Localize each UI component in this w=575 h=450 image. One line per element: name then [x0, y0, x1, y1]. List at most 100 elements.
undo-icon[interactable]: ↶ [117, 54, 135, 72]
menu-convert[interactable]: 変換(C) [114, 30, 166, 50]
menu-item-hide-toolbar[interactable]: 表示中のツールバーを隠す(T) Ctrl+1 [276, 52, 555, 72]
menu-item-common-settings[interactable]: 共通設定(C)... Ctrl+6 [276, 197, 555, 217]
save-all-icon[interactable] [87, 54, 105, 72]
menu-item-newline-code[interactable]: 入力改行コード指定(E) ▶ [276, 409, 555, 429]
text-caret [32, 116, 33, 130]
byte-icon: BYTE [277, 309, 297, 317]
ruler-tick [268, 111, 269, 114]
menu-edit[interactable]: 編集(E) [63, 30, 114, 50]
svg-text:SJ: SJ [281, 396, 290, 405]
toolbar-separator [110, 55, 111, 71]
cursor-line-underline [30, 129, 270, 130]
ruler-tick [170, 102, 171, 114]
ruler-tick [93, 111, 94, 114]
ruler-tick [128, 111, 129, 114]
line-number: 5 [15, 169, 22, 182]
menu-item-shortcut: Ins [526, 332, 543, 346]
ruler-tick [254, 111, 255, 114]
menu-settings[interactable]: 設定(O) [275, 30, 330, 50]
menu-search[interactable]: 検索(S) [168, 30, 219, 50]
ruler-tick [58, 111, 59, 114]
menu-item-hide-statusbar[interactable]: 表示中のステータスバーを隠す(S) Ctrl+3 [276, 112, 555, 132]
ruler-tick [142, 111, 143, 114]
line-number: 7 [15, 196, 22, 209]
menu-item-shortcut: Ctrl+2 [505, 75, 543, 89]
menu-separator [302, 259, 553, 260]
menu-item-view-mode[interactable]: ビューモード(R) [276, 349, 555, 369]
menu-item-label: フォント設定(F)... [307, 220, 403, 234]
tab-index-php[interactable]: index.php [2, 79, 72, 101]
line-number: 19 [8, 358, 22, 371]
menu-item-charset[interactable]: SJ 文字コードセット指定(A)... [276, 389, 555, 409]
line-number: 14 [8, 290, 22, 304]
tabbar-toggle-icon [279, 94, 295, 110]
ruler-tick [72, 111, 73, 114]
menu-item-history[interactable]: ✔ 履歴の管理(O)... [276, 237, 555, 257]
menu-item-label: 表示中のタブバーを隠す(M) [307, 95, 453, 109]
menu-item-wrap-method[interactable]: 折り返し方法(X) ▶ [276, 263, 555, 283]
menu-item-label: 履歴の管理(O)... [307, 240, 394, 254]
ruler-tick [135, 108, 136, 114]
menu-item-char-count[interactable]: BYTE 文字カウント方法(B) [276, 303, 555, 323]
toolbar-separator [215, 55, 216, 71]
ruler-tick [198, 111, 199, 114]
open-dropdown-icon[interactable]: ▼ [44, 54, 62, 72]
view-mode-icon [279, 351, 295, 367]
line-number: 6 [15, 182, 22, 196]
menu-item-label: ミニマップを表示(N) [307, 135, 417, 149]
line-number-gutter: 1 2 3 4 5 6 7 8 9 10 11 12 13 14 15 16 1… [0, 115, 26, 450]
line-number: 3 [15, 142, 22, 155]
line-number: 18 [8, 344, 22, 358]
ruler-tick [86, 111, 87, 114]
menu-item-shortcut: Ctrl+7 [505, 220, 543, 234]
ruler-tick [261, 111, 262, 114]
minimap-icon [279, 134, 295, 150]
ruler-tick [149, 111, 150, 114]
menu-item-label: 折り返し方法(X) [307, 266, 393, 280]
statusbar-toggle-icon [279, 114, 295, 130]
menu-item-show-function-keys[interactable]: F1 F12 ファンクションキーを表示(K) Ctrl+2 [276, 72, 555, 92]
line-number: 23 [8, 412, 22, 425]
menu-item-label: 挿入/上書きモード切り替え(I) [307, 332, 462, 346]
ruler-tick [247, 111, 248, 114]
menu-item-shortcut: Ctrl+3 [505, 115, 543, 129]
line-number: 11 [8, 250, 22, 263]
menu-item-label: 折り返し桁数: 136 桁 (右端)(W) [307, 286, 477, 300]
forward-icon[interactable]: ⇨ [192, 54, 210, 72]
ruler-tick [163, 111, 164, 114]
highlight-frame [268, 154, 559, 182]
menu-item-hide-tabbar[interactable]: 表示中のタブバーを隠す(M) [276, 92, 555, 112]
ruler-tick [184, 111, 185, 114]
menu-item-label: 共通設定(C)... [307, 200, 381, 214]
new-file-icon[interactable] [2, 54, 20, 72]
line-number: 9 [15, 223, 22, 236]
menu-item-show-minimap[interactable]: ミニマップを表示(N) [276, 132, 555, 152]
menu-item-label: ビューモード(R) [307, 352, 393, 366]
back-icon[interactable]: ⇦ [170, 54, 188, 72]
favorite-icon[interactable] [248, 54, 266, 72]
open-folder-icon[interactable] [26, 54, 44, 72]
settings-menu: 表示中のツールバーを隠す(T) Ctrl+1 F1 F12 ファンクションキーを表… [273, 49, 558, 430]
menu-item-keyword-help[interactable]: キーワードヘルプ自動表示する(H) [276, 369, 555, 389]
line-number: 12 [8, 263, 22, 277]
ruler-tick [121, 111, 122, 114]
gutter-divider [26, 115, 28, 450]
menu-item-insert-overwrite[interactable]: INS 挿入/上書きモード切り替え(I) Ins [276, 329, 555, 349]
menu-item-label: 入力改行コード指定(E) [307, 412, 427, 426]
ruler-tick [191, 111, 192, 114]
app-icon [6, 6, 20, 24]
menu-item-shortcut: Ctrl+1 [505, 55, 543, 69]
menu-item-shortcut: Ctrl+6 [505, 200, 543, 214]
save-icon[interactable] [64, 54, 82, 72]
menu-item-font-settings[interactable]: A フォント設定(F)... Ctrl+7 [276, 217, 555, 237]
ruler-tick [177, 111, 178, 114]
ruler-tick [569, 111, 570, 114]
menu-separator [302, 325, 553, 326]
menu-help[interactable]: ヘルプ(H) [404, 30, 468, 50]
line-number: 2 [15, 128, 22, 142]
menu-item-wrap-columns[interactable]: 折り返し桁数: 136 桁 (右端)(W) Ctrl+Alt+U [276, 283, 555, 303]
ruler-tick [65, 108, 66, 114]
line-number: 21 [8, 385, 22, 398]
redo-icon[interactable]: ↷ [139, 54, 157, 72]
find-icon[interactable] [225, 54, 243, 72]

========================

# Work instructions
Please render every line above as a Markdown table with the columns No. and Line, numbering the rows and omitting any blank lines.

# Solution to this problem
| No. | Line |
|---|---|
| 1 | Localize each UI component in this w=575 h=450 image. One line per element: name then [x0, y0, x1, y1]. List at most 100 elements. |
| 2 | undo-icon[interactable]: ↶ [117, 54, 135, 72] |
| 3 | menu-convert[interactable]: 変換(C) [114, 30, 166, 50] |
| 4 | menu-item-hide-toolbar[interactable]: 表示中のツールバーを隠す(T) Ctrl+1 [276, 52, 555, 72] |
| 5 | menu-item-common-settings[interactable]: 共通設定(C)... Ctrl+6 [276, 197, 555, 217] |
| 6 | save-all-icon[interactable] [87, 54, 105, 72] |
| 7 | menu-item-newline-code[interactable]: 入力改行コード指定(E) ▶ [276, 409, 555, 429] |
| 8 | text-caret [32, 116, 33, 130] |
| 9 | byte-icon: BYTE [277, 309, 297, 317] |
| 10 | ruler-tick [268, 111, 269, 114] |
| 11 | menu-edit[interactable]: 編集(E) [63, 30, 114, 50] |
| 12 | svg-text:SJ: SJ [281, 396, 290, 405] |
| 13 | toolbar-separator [110, 55, 111, 71] |
| 14 | cursor-line-underline [30, 129, 270, 130] |
| 15 | ruler-tick [170, 102, 171, 114] |
| 16 | ruler-tick [93, 111, 94, 114] |
| 17 | ruler-tick [128, 111, 129, 114] |
| 18 | line-number: 5 [15, 169, 22, 182] |
| 19 | menu-item-shortcut: Ins [526, 332, 543, 346] |
| 20 | ruler-tick [254, 111, 255, 114] |
| 21 | menu-settings[interactable]: 設定(O) [275, 30, 330, 50] |
| 22 | menu-search[interactable]: 検索(S) [168, 30, 219, 50] |
| 23 | ruler-tick [58, 111, 59, 114] |
| 24 | menu-item-hide-statusbar[interactable]: 表示中のステータスバーを隠す(S) Ctrl+3 [276, 112, 555, 132] |
| 25 | ruler-tick [142, 111, 143, 114] |
| 26 | line-number: 7 [15, 196, 22, 209] |
| 27 | menu-item-shortcut: Ctrl+2 [505, 75, 543, 89] |
| 28 | menu-separator [302, 259, 553, 260] |
| 29 | menu-item-view-mode[interactable]: ビューモード(R) [276, 349, 555, 369] |
| 30 | menu-item-label: フォント設定(F)... [307, 220, 403, 234] |
| 31 | tab-index-php[interactable]: index.php [2, 79, 72, 101] |
| 32 | line-number: 19 [8, 358, 22, 371] |
| 33 | menu-item-charset[interactable]: SJ 文字コードセット指定(A)... [276, 389, 555, 409] |
| 34 | line-number: 14 [8, 290, 22, 304] |
| 35 | tabbar-toggle-icon [279, 94, 295, 110] |
| 36 | ruler-tick [72, 111, 73, 114] |
| 37 | menu-item-history[interactable]: ✔ 履歴の管理(O)... [276, 237, 555, 257] |
| 38 | menu-item-label: 表示中のタブバーを隠す(M) [307, 95, 453, 109] |
| 39 | menu-item-wrap-method[interactable]: 折り返し方法(X) ▶ [276, 263, 555, 283] |
| 40 | menu-item-label: 履歴の管理(O)... [307, 240, 394, 254] |
| 41 | ruler-tick [135, 108, 136, 114] |
| 42 | menu-item-char-count[interactable]: BYTE 文字カウント方法(B) [276, 303, 555, 323] |
| 43 | toolbar-separator [215, 55, 216, 71] |
| 44 | ruler-tick [198, 111, 199, 114] |
| 45 | open-dropdown-icon[interactable]: ▼ [44, 54, 62, 72] |
| 46 | view-mode-icon [279, 351, 295, 367] |
| 47 | line-number: 6 [15, 182, 22, 196] |
| 48 | menu-item-label: ミニマップを表示(N) [307, 135, 417, 149] |
| 49 | line-number-gutter: 1 2 3 4 5 6 7 8 9 10 11 12 13 14 15 16 1… [0, 115, 26, 450] |
| 50 | line-number: 3 [15, 142, 22, 155] |
| 51 | line-number: 18 [8, 344, 22, 358] |
| 52 | ruler-tick [86, 111, 87, 114] |
| 53 | menu-item-shortcut: Ctrl+7 [505, 220, 543, 234] |
| 54 | ruler-tick [261, 111, 262, 114] |
| 55 | minimap-icon [279, 134, 295, 150] |
| 56 | ruler-tick [149, 111, 150, 114] |
| 57 | menu-item-label: 折り返し方法(X) [307, 266, 393, 280] |
| 58 | statusbar-toggle-icon [279, 114, 295, 130] |
| 59 | menu-item-show-function-keys[interactable]: F1 F12 ファンクションキーを表示(K) Ctrl+2 [276, 72, 555, 92] |
| 60 | line-number: 23 [8, 412, 22, 425] |
| 61 | menu-item-label: 挿入/上書きモード切り替え(I) [307, 332, 462, 346] |
| 62 | ruler-tick [247, 111, 248, 114] |
| 63 | menu-item-shortcut: Ctrl+3 [505, 115, 543, 129] |
| 64 | line-number: 11 [8, 250, 22, 263] |
| 65 | menu-item-label: 折り返し桁数: 136 桁 (右端)(W) [307, 286, 477, 300] |
| 66 | forward-icon[interactable]: ⇨ [192, 54, 210, 72] |
| 67 | ruler-tick [163, 111, 164, 114] |
| 68 | highlight-frame [268, 154, 559, 182] |
| 69 | menu-item-hide-tabbar[interactable]: 表示中のタブバーを隠す(M) [276, 92, 555, 112] |
| 70 | ruler-tick [184, 111, 185, 114] |
| 71 | menu-item-label: 共通設定(C)... [307, 200, 381, 214] |
| 72 | new-file-icon[interactable] [2, 54, 20, 72] |
| 73 | line-number: 9 [15, 223, 22, 236] |
| 74 | menu-item-show-minimap[interactable]: ミニマップを表示(N) [276, 132, 555, 152] |
| 75 | menu-item-label: ビューモード(R) [307, 352, 393, 366] |
| 76 | back-icon[interactable]: ⇦ [170, 54, 188, 72] |
| 77 | favorite-icon[interactable] [248, 54, 266, 72] |
| 78 | open-folder-icon[interactable] [26, 54, 44, 72] |
| 79 | settings-menu: 表示中のツールバーを隠す(T) Ctrl+1 F1 F12 ファンクションキーを表… [273, 49, 558, 430] |
| 80 | menu-item-keyword-help[interactable]: キーワードヘルプ自動表示する(H) [276, 369, 555, 389] |
| 81 | line-number: 12 [8, 263, 22, 277] |
| 82 | ruler-tick [121, 111, 122, 114] |
| 83 | gutter-divider [26, 115, 28, 450] |
| 84 | menu-item-insert-overwrite[interactable]: INS 挿入/上書きモード切り替え(I) Ins [276, 329, 555, 349] |
| 85 | menu-item-label: 入力改行コード指定(E) [307, 412, 427, 426] |
| 86 | ruler-tick [191, 111, 192, 114] |
| 87 | app-icon [6, 6, 20, 24] |
| 88 | menu-item-shortcut: Ctrl+1 [505, 55, 543, 69] |
| 89 | menu-item-shortcut: Ctrl+6 [505, 200, 543, 214] |
| 90 | save-icon[interactable] [64, 54, 82, 72] |
| 91 | menu-item-font-settings[interactable]: A フォント設定(F)... Ctrl+7 [276, 217, 555, 237] |
| 92 | ruler-tick [177, 111, 178, 114] |
| 93 | ruler-tick [569, 111, 570, 114] |
| 94 | menu-separator [302, 325, 553, 326] |
| 95 | menu-help[interactable]: ヘルプ(H) [404, 30, 468, 50] |
| 96 | line-number: 2 [15, 128, 22, 142] |
| 97 | menu-item-wrap-columns[interactable]: 折り返し桁数: 136 桁 (右端)(W) Ctrl+Alt+U [276, 283, 555, 303] |
| 98 | ruler-tick [65, 108, 66, 114] |
| 99 | line-number: 21 [8, 385, 22, 398] |
| 100 | redo-icon[interactable]: ↷ [139, 54, 157, 72] |
| 101 | find-icon[interactable] [225, 54, 243, 72] |